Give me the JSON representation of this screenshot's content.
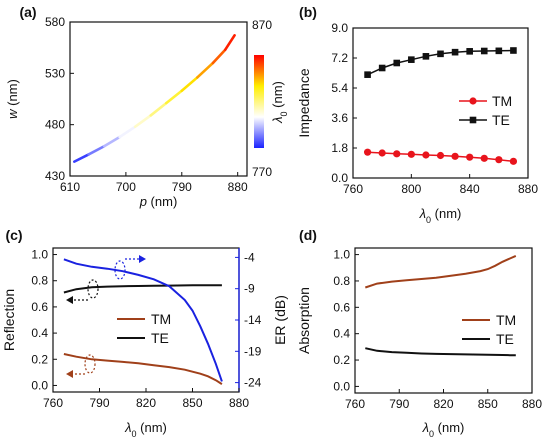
{
  "chart_data": [
    {
      "panel": "(a)",
      "type": "line",
      "xlabel_main": "p",
      "xlabel_unit": "(nm)",
      "ylabel_main": "w",
      "ylabel_unit": "(nm)",
      "colorbar_label_main": "λ",
      "colorbar_label_sub": "0",
      "colorbar_label_unit": "(nm)",
      "xlim": [
        610,
        895
      ],
      "ylim": [
        430,
        580
      ],
      "xticks": [
        610,
        700,
        790,
        880
      ],
      "yticks": [
        430,
        480,
        530,
        580
      ],
      "colorbar_ticks": [
        770,
        870
      ],
      "colorbar_range": [
        770,
        870
      ],
      "colorscale": [
        "#1a22ff",
        "#ffffff",
        "#ffee00",
        "#ff0000"
      ],
      "x": [
        617,
        640,
        665,
        690,
        715,
        740,
        765,
        790,
        815,
        840,
        860,
        875
      ],
      "y": [
        444,
        451,
        459,
        468,
        478,
        489,
        501,
        513,
        526,
        540,
        553,
        567
      ],
      "lambda": [
        770,
        779,
        788,
        797,
        806,
        815,
        825,
        834,
        843,
        852,
        861,
        870
      ]
    },
    {
      "panel": "(b)",
      "type": "line",
      "xlabel_main": "λ",
      "xlabel_sub": "0",
      "xlabel_unit": "(nm)",
      "ylabel": "Impedance",
      "xlim": [
        760,
        880
      ],
      "ylim": [
        0.0,
        9.0
      ],
      "xticks": [
        760,
        800,
        840,
        880
      ],
      "yticks": [
        "0.0",
        "1.8",
        "3.6",
        "5.4",
        "7.2",
        "9.0"
      ],
      "legend_position": "center-right",
      "x": [
        770,
        780,
        790,
        800,
        810,
        820,
        830,
        840,
        850,
        860,
        870
      ],
      "series": [
        {
          "name": "TM",
          "color": "#e8141c",
          "marker": "circle",
          "values": [
            1.55,
            1.5,
            1.45,
            1.42,
            1.38,
            1.35,
            1.3,
            1.25,
            1.18,
            1.1,
            1.0
          ]
        },
        {
          "name": "TE",
          "color": "#111111",
          "marker": "square",
          "values": [
            6.2,
            6.6,
            6.9,
            7.1,
            7.3,
            7.45,
            7.55,
            7.6,
            7.62,
            7.63,
            7.65
          ]
        }
      ]
    },
    {
      "panel": "(c)",
      "type": "line",
      "xlabel_main": "λ",
      "xlabel_sub": "0",
      "xlabel_unit": "(nm)",
      "ylabel": "Reflection",
      "y2label": "ER (dB)",
      "xlim": [
        760,
        880
      ],
      "ylim": [
        -0.05,
        1.05
      ],
      "y2lim": [
        -25.5,
        -2.5
      ],
      "xticks": [
        760,
        790,
        820,
        850,
        880
      ],
      "yticks": [
        "0.0",
        "0.2",
        "0.4",
        "0.6",
        "0.8",
        "1.0"
      ],
      "y2ticks": [
        -4,
        -9,
        -14,
        -19,
        -24
      ],
      "legend_position": "center-right",
      "x": [
        767,
        775,
        785,
        795,
        805,
        815,
        825,
        835,
        845,
        850,
        855,
        860,
        865,
        869
      ],
      "series": [
        {
          "name": "TM",
          "color": "#a0401a",
          "axis": "left",
          "values": [
            0.24,
            0.22,
            0.2,
            0.19,
            0.18,
            0.17,
            0.155,
            0.14,
            0.12,
            0.105,
            0.09,
            0.07,
            0.04,
            0.01
          ]
        },
        {
          "name": "TE",
          "color": "#111111",
          "axis": "left",
          "values": [
            0.71,
            0.735,
            0.75,
            0.755,
            0.758,
            0.76,
            0.762,
            0.763,
            0.764,
            0.765,
            0.765,
            0.765,
            0.765,
            0.765
          ]
        },
        {
          "color": "#1a22e0",
          "axis": "right",
          "values": [
            -4.3,
            -5.0,
            -5.5,
            -5.8,
            -6.2,
            -6.8,
            -7.5,
            -8.6,
            -10.8,
            -12.5,
            -15.0,
            -17.8,
            -21.0,
            -23.8
          ]
        }
      ]
    },
    {
      "panel": "(d)",
      "type": "line",
      "xlabel_main": "λ",
      "xlabel_sub": "0",
      "xlabel_unit": "(nm)",
      "ylabel": "Absorption",
      "xlim": [
        760,
        880
      ],
      "ylim": [
        -0.05,
        1.05
      ],
      "xticks": [
        760,
        790,
        820,
        850,
        880
      ],
      "yticks": [
        "0.0",
        "0.2",
        "0.4",
        "0.6",
        "0.8",
        "1.0"
      ],
      "legend_position": "center-right",
      "x": [
        767,
        775,
        785,
        795,
        805,
        815,
        825,
        835,
        845,
        850,
        855,
        860,
        865,
        869
      ],
      "series": [
        {
          "name": "TM",
          "color": "#a0401a",
          "values": [
            0.75,
            0.78,
            0.795,
            0.805,
            0.815,
            0.825,
            0.84,
            0.855,
            0.875,
            0.89,
            0.915,
            0.945,
            0.97,
            0.99
          ]
        },
        {
          "name": "TE",
          "color": "#111111",
          "values": [
            0.29,
            0.27,
            0.26,
            0.255,
            0.25,
            0.247,
            0.245,
            0.243,
            0.241,
            0.24,
            0.239,
            0.238,
            0.237,
            0.237
          ]
        }
      ]
    }
  ]
}
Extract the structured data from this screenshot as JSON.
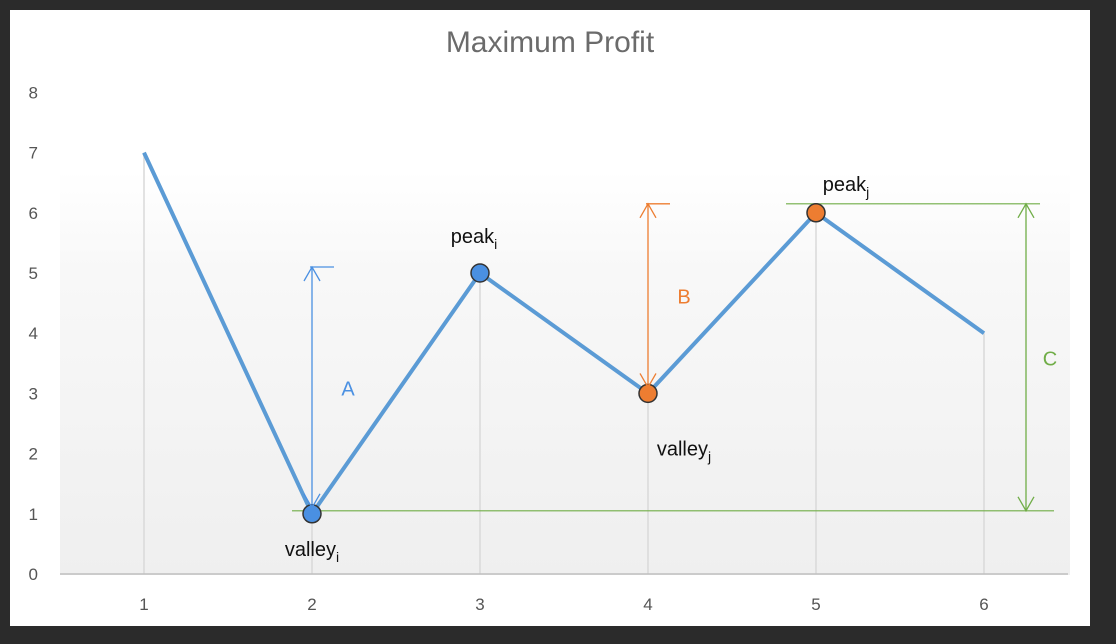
{
  "chart_data": {
    "type": "line",
    "title": "Maximum Profit",
    "x": [
      1,
      2,
      3,
      4,
      5,
      6
    ],
    "categories": [
      "1",
      "2",
      "3",
      "4",
      "5",
      "6"
    ],
    "values": [
      7,
      1,
      5,
      3,
      6,
      4
    ],
    "ylim": [
      0,
      8
    ],
    "yticks": [
      "0",
      "1",
      "2",
      "3",
      "4",
      "5",
      "6",
      "7",
      "8"
    ],
    "grid": "vertical",
    "colors": {
      "line": "#5b9bd5",
      "blue_marker": "#4a90e2",
      "orange_marker": "#ed7d31",
      "green": "#70ad47",
      "gridline": "#d9d9d9"
    },
    "markers": [
      {
        "x": 2,
        "y": 1,
        "color": "blue_marker",
        "label": "valley",
        "sub": "i"
      },
      {
        "x": 3,
        "y": 5,
        "color": "blue_marker",
        "label": "peak",
        "sub": "i"
      },
      {
        "x": 4,
        "y": 3,
        "color": "orange_marker",
        "label": "valley",
        "sub": "j"
      },
      {
        "x": 5,
        "y": 6,
        "color": "orange_marker",
        "label": "peak",
        "sub": "j"
      }
    ],
    "annotations": [
      {
        "label": "A",
        "from": 1,
        "to": 5,
        "x": 2,
        "color": "blue_marker"
      },
      {
        "label": "B",
        "from": 3,
        "to": 6,
        "x": 4,
        "color": "orange_marker"
      },
      {
        "label": "C",
        "from": 1,
        "to": 6,
        "x": 6.25,
        "color": "green"
      }
    ]
  }
}
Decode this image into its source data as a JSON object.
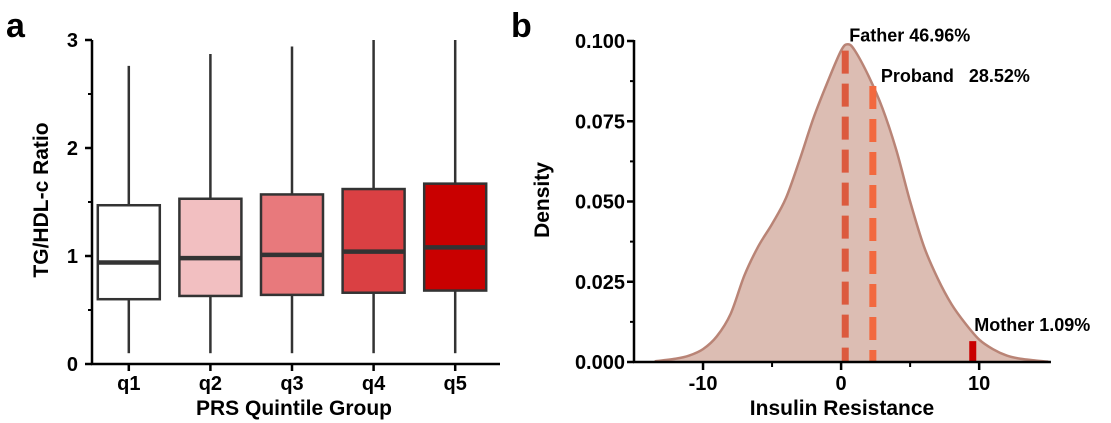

## Exercise requirements
Transcribe the records above exactly, leaving out every picture.

## Result below
Give me the JSON representation of this screenshot's content.
{
  "chart_data": [
    {
      "panel": "(a)",
      "type": "line",
      "xlabel_main": "p",
      "xlabel_unit": "(nm)",
      "ylabel_main": "w",
      "ylabel_unit": "(nm)",
      "colorbar_label_main": "λ",
      "colorbar_label_sub": "0",
      "colorbar_label_unit": "(nm)",
      "xlim": [
        610,
        895
      ],
      "ylim": [
        430,
        580
      ],
      "xticks": [
        610,
        700,
        790,
        880
      ],
      "yticks": [
        430,
        480,
        530,
        580
      ],
      "colorbar_ticks": [
        770,
        870
      ],
      "colorbar_range": [
        770,
        870
      ],
      "colorscale": [
        "#1a22ff",
        "#ffffff",
        "#ffee00",
        "#ff0000"
      ],
      "x": [
        617,
        640,
        665,
        690,
        715,
        740,
        765,
        790,
        815,
        840,
        860,
        875
      ],
      "y": [
        444,
        451,
        459,
        468,
        478,
        489,
        501,
        513,
        526,
        540,
        553,
        567
      ],
      "lambda": [
        770,
        779,
        788,
        797,
        806,
        815,
        825,
        834,
        843,
        852,
        861,
        870
      ]
    },
    {
      "panel": "(b)",
      "type": "line",
      "xlabel_main": "λ",
      "xlabel_sub": "0",
      "xlabel_unit": "(nm)",
      "ylabel": "Impedance",
      "xlim": [
        760,
        880
      ],
      "ylim": [
        0.0,
        9.0
      ],
      "xticks": [
        760,
        800,
        840,
        880
      ],
      "yticks": [
        "0.0",
        "1.8",
        "3.6",
        "5.4",
        "7.2",
        "9.0"
      ],
      "legend_position": "center-right",
      "x": [
        770,
        780,
        790,
        800,
        810,
        820,
        830,
        840,
        850,
        860,
        870
      ],
      "series": [
        {
          "name": "TM",
          "color": "#e8141c",
          "marker": "circle",
          "values": [
            1.55,
            1.5,
            1.45,
            1.42,
            1.38,
            1.35,
            1.3,
            1.25,
            1.18,
            1.1,
            1.0
          ]
        },
        {
          "name": "TE",
          "color": "#111111",
          "marker": "square",
          "values": [
            6.2,
            6.6,
            6.9,
            7.1,
            7.3,
            7.45,
            7.55,
            7.6,
            7.62,
            7.63,
            7.65
          ]
        }
      ]
    },
    {
      "panel": "(c)",
      "type": "line",
      "xlabel_main": "λ",
      "xlabel_sub": "0",
      "xlabel_unit": "(nm)",
      "ylabel": "Reflection",
      "y2label": "ER (dB)",
      "xlim": [
        760,
        880
      ],
      "ylim": [
        -0.05,
        1.05
      ],
      "y2lim": [
        -25.5,
        -2.5
      ],
      "xticks": [
        760,
        790,
        820,
        850,
        880
      ],
      "yticks": [
        "0.0",
        "0.2",
        "0.4",
        "0.6",
        "0.8",
        "1.0"
      ],
      "y2ticks": [
        -4,
        -9,
        -14,
        -19,
        -24
      ],
      "legend_position": "center-right",
      "x": [
        767,
        775,
        785,
        795,
        805,
        815,
        825,
        835,
        845,
        850,
        855,
        860,
        865,
        869
      ],
      "series": [
        {
          "name": "TM",
          "color": "#a0401a",
          "axis": "left",
          "values": [
            0.24,
            0.22,
            0.2,
            0.19,
            0.18,
            0.17,
            0.155,
            0.14,
            0.12,
            0.105,
            0.09,
            0.07,
            0.04,
            0.01
          ]
        },
        {
          "name": "TE",
          "color": "#111111",
          "axis": "left",
          "values": [
            0.71,
            0.735,
            0.75,
            0.755,
            0.758,
            0.76,
            0.762,
            0.763,
            0.764,
            0.765,
            0.765,
            0.765,
            0.765,
            0.765
          ]
        },
        {
          "color": "#1a22e0",
          "axis": "right",
          "values": [
            -4.3,
            -5.0,
            -5.5,
            -5.8,
            -6.2,
            -6.8,
            -7.5,
            -8.6,
            -10.8,
            -12.5,
            -15.0,
            -17.8,
            -21.0,
            -23.8
          ]
        }
      ]
    },
    {
      "panel": "(d)",
      "type": "line",
      "xlabel_main": "λ",
      "xlabel_sub": "0",
      "xlabel_unit": "(nm)",
      "ylabel": "Absorption",
      "xlim": [
        760,
        880
      ],
      "ylim": [
        -0.05,
        1.05
      ],
      "xticks": [
        760,
        790,
        820,
        850,
        880
      ],
      "yticks": [
        "0.0",
        "0.2",
        "0.4",
        "0.6",
        "0.8",
        "1.0"
      ],
      "legend_position": "center-right",
      "x": [
        767,
        775,
        785,
        795,
        805,
        815,
        825,
        835,
        845,
        850,
        855,
        860,
        865,
        869
      ],
      "series": [
        {
          "name": "TM",
          "color": "#a0401a",
          "values": [
            0.75,
            0.78,
            0.795,
            0.805,
            0.815,
            0.825,
            0.84,
            0.855,
            0.875,
            0.89,
            0.915,
            0.945,
            0.97,
            0.99
          ]
        },
        {
          "name": "TE",
          "color": "#111111",
          "values": [
            0.29,
            0.27,
            0.26,
            0.255,
            0.25,
            0.247,
            0.245,
            0.243,
            0.241,
            0.24,
            0.239,
            0.238,
            0.237,
            0.237
          ]
        }
      ]
    }
  ]
}
Extract the structured data from this screenshot as JSON.
{
  "chart_data": {
    "type": "line",
    "title": "Maximum Profit",
    "x": [
      1,
      2,
      3,
      4,
      5,
      6
    ],
    "categories": [
      "1",
      "2",
      "3",
      "4",
      "5",
      "6"
    ],
    "values": [
      7,
      1,
      5,
      3,
      6,
      4
    ],
    "ylim": [
      0,
      8
    ],
    "yticks": [
      "0",
      "1",
      "2",
      "3",
      "4",
      "5",
      "6",
      "7",
      "8"
    ],
    "grid": "vertical",
    "colors": {
      "line": "#5b9bd5",
      "blue_marker": "#4a90e2",
      "orange_marker": "#ed7d31",
      "green": "#70ad47",
      "gridline": "#d9d9d9"
    },
    "markers": [
      {
        "x": 2,
        "y": 1,
        "color": "blue_marker",
        "label": "valley",
        "sub": "i"
      },
      {
        "x": 3,
        "y": 5,
        "color": "blue_marker",
        "label": "peak",
        "sub": "i"
      },
      {
        "x": 4,
        "y": 3,
        "color": "orange_marker",
        "label": "valley",
        "sub": "j"
      },
      {
        "x": 5,
        "y": 6,
        "color": "orange_marker",
        "label": "peak",
        "sub": "j"
      }
    ],
    "annotations": [
      {
        "label": "A",
        "from": 1,
        "to": 5,
        "x": 2,
        "color": "blue_marker"
      },
      {
        "label": "B",
        "from": 3,
        "to": 6,
        "x": 4,
        "color": "orange_marker"
      },
      {
        "label": "C",
        "from": 1,
        "to": 6,
        "x": 6.25,
        "color": "green"
      }
    ]
  }
}
Decode this image into its source data as a JSON object.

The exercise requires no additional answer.